* begin SUPPLIED MATERIAL *
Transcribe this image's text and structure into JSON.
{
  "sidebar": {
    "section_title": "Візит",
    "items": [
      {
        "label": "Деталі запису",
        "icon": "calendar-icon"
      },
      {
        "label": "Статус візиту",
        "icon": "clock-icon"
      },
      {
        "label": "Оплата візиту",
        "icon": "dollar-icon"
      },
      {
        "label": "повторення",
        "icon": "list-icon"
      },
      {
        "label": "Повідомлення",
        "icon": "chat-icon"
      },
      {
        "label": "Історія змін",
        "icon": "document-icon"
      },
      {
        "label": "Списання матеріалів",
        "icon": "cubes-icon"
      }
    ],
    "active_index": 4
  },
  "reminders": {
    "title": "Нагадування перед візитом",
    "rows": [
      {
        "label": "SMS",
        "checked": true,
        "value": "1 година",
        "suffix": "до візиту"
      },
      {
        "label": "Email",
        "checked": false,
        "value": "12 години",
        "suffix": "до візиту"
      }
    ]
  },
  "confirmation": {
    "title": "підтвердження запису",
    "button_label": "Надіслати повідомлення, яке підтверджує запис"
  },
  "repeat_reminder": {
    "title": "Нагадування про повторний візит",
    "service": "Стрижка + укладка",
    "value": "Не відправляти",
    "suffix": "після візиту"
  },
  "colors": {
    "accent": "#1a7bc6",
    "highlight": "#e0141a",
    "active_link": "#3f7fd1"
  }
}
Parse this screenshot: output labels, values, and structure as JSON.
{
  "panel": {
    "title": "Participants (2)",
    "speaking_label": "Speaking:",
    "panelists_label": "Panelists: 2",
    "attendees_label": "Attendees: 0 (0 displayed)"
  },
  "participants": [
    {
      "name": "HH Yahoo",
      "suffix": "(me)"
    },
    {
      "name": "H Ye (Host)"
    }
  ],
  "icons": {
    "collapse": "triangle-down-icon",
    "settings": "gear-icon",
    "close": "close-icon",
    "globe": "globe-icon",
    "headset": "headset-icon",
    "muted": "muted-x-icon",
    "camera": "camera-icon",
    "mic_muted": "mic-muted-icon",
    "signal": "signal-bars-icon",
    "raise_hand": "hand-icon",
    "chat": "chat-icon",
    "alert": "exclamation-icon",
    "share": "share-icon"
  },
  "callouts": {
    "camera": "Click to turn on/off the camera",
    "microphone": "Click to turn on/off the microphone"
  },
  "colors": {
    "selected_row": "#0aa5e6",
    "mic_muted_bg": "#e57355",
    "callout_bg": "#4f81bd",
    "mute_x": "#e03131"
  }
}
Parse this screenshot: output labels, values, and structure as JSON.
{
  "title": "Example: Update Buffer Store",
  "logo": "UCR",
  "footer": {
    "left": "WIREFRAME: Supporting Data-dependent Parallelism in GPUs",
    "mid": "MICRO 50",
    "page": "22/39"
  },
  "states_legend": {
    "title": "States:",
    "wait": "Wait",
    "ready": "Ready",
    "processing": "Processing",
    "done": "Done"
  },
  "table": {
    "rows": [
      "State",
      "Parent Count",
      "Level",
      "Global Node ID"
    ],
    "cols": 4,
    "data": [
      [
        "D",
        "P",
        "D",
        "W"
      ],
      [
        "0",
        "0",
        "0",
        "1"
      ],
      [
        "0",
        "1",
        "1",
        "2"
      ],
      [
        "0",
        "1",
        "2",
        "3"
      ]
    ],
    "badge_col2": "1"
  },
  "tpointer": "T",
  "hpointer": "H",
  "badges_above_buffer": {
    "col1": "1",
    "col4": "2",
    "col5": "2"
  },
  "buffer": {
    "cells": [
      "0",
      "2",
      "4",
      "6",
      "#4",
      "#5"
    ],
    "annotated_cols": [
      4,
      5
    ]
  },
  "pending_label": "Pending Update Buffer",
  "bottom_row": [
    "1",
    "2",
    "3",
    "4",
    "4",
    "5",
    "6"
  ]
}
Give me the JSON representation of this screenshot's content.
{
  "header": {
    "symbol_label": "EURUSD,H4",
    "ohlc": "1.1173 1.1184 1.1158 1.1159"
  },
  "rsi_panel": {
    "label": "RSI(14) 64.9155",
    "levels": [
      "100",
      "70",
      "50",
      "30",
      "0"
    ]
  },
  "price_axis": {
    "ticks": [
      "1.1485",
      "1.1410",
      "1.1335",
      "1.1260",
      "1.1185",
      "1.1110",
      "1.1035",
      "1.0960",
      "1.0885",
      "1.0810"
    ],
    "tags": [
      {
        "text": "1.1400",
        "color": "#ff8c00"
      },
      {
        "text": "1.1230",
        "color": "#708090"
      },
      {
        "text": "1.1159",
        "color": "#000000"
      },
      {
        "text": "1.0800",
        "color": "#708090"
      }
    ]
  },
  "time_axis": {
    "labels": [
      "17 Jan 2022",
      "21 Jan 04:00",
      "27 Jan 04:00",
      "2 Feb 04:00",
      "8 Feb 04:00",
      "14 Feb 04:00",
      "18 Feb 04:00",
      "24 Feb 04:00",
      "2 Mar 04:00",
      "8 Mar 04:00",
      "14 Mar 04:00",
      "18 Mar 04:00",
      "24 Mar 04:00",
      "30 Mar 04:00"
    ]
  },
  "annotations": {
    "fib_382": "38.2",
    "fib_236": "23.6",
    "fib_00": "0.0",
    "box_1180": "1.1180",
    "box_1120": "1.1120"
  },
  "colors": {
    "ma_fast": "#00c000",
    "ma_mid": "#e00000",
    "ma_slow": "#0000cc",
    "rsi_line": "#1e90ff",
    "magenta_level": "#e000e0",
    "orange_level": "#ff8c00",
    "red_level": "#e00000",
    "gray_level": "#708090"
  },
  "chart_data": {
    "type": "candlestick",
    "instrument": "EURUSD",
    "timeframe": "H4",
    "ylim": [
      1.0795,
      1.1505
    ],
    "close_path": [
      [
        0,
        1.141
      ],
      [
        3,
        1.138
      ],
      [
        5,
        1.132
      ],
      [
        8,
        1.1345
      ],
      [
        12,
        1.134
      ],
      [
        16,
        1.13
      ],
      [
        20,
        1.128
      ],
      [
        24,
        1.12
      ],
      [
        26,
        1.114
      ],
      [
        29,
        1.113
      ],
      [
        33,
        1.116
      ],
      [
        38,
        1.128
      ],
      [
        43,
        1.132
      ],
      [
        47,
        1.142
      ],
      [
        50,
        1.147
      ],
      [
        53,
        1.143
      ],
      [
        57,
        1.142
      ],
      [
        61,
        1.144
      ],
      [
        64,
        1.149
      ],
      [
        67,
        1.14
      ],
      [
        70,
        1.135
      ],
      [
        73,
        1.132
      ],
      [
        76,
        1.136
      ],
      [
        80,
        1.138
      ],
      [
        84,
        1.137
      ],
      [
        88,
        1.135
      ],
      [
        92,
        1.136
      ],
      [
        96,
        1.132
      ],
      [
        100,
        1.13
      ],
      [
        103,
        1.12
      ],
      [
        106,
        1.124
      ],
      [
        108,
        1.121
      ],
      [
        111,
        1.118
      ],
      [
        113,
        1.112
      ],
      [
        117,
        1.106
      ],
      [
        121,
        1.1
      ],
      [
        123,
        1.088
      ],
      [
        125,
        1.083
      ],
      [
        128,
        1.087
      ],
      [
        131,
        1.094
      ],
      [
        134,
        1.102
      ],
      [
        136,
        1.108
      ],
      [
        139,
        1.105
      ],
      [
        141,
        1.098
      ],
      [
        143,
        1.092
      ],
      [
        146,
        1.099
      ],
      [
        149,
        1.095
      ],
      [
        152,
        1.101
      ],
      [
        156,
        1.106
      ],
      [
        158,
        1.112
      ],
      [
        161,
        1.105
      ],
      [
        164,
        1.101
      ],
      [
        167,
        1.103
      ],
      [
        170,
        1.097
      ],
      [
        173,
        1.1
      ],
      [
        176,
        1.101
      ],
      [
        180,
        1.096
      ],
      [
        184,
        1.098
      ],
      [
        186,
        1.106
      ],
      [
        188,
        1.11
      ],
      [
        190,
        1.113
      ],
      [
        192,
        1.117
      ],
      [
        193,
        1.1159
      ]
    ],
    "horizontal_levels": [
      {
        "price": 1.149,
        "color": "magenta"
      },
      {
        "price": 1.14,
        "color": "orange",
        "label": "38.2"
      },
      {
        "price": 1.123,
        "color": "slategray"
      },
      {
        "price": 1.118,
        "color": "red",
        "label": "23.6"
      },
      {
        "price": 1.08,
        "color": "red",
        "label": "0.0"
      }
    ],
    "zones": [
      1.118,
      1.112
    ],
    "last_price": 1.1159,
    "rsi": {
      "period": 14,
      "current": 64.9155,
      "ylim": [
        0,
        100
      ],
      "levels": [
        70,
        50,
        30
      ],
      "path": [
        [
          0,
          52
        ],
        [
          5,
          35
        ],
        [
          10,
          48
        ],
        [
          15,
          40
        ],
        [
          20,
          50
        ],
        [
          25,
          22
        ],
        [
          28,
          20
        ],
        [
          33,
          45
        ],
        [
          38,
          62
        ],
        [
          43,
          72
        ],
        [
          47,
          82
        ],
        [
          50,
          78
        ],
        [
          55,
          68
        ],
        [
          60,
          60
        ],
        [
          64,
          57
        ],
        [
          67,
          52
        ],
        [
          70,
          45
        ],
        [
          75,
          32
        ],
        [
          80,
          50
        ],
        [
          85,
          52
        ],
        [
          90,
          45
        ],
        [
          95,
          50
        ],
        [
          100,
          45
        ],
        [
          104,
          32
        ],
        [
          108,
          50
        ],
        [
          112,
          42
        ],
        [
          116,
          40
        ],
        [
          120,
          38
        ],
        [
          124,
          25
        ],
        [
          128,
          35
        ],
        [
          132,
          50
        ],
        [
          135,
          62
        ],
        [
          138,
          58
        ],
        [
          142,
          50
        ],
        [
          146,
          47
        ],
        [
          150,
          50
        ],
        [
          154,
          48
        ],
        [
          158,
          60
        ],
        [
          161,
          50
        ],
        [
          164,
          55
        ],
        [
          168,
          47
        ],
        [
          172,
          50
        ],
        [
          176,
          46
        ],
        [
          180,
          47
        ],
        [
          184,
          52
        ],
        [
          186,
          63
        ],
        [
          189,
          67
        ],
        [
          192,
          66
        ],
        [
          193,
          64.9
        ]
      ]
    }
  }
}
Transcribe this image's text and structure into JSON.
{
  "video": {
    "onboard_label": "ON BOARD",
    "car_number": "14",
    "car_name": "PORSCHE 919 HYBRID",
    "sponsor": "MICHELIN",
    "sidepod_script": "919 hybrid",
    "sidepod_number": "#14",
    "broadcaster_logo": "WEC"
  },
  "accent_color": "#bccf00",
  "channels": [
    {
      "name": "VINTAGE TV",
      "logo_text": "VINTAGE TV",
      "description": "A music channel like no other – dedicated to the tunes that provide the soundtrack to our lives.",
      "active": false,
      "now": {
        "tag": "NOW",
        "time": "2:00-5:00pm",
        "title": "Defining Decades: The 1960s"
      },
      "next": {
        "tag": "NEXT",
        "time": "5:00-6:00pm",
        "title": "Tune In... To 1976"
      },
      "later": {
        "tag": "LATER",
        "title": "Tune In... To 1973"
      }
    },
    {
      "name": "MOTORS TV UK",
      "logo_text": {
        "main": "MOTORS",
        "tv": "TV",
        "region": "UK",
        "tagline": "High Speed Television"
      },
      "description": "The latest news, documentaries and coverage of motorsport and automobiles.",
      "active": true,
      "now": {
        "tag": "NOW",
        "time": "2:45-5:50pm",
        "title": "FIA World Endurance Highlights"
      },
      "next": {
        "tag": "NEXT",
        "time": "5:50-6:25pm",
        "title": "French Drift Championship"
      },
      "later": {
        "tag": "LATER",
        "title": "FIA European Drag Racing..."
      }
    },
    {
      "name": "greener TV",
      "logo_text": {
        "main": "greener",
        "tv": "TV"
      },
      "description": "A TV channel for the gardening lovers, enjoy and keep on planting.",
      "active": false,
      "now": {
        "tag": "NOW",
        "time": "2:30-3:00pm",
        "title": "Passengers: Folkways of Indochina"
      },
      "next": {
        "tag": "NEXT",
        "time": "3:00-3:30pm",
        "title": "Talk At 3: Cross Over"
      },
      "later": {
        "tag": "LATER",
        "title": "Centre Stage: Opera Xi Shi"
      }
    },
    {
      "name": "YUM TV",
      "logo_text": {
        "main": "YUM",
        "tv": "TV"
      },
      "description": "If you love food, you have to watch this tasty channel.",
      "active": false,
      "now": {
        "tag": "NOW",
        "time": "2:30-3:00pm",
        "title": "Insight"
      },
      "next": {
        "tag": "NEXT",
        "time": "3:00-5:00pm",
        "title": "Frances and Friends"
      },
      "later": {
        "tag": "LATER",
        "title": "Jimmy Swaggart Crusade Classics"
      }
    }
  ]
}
* end SUPPLIED MATERIAL *
**REQUIREMENTS**
List every line above containing the word "VINTAGE".

**RESPONSE**
      "name": "VINTAGE TV",
      "logo_text": "VINTAGE TV",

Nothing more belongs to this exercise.